**Dataset entries on figures**
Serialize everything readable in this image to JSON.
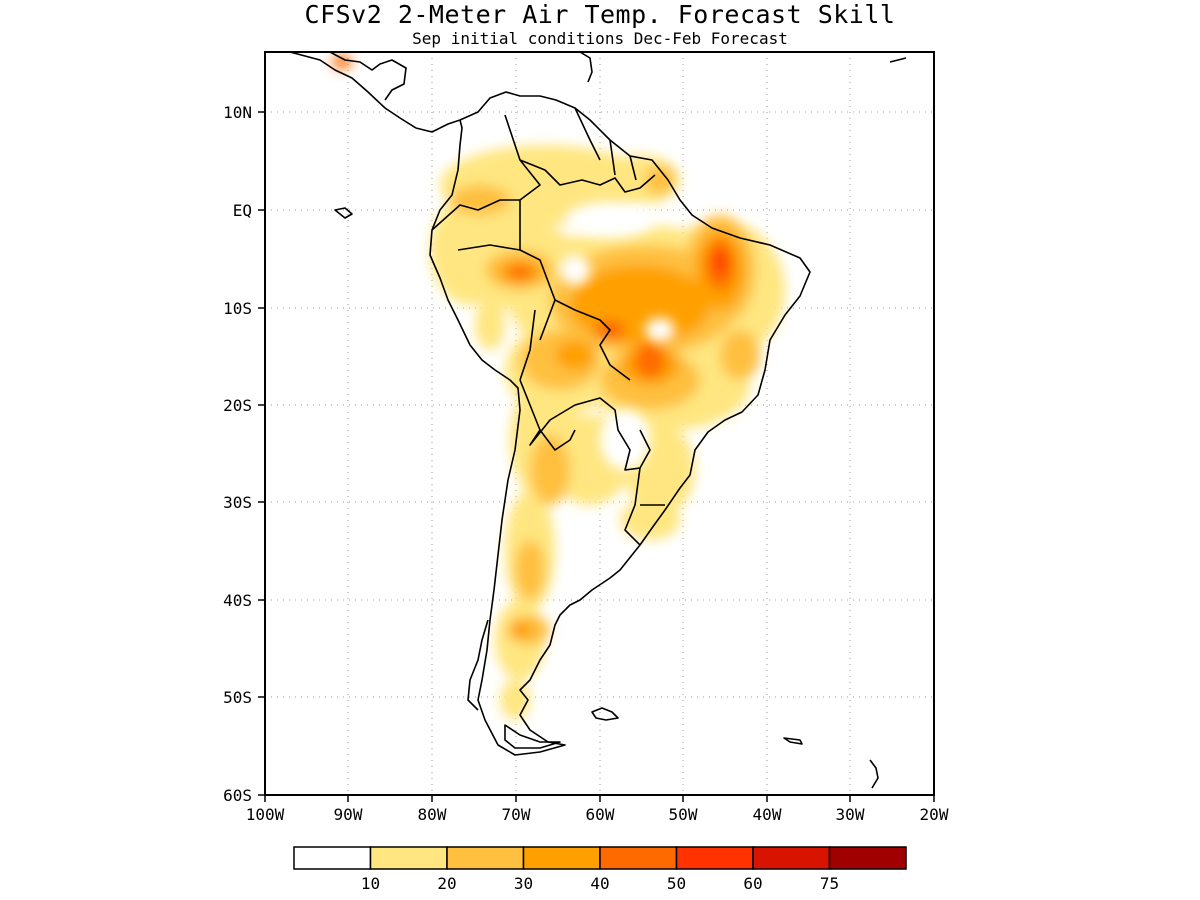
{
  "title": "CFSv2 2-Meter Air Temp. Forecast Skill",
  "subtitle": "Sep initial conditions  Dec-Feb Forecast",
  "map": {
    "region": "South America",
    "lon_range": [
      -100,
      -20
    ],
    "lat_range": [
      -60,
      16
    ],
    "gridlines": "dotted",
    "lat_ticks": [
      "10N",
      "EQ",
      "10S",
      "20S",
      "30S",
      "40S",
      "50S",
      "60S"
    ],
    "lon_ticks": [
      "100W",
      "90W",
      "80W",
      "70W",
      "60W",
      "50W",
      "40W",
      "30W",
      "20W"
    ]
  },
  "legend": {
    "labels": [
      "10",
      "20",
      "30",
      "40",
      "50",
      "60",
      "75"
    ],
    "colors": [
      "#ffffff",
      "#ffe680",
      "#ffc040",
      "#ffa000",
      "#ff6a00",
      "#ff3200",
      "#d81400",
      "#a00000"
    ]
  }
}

**What is being asked**
Report all lines of the data that include the word "Forecast".

**Response to the exercise**
  "title": "CFSv2 2-Meter Air Temp. Forecast Skill",
  "subtitle": "Sep initial conditions  Dec-Feb Forecast",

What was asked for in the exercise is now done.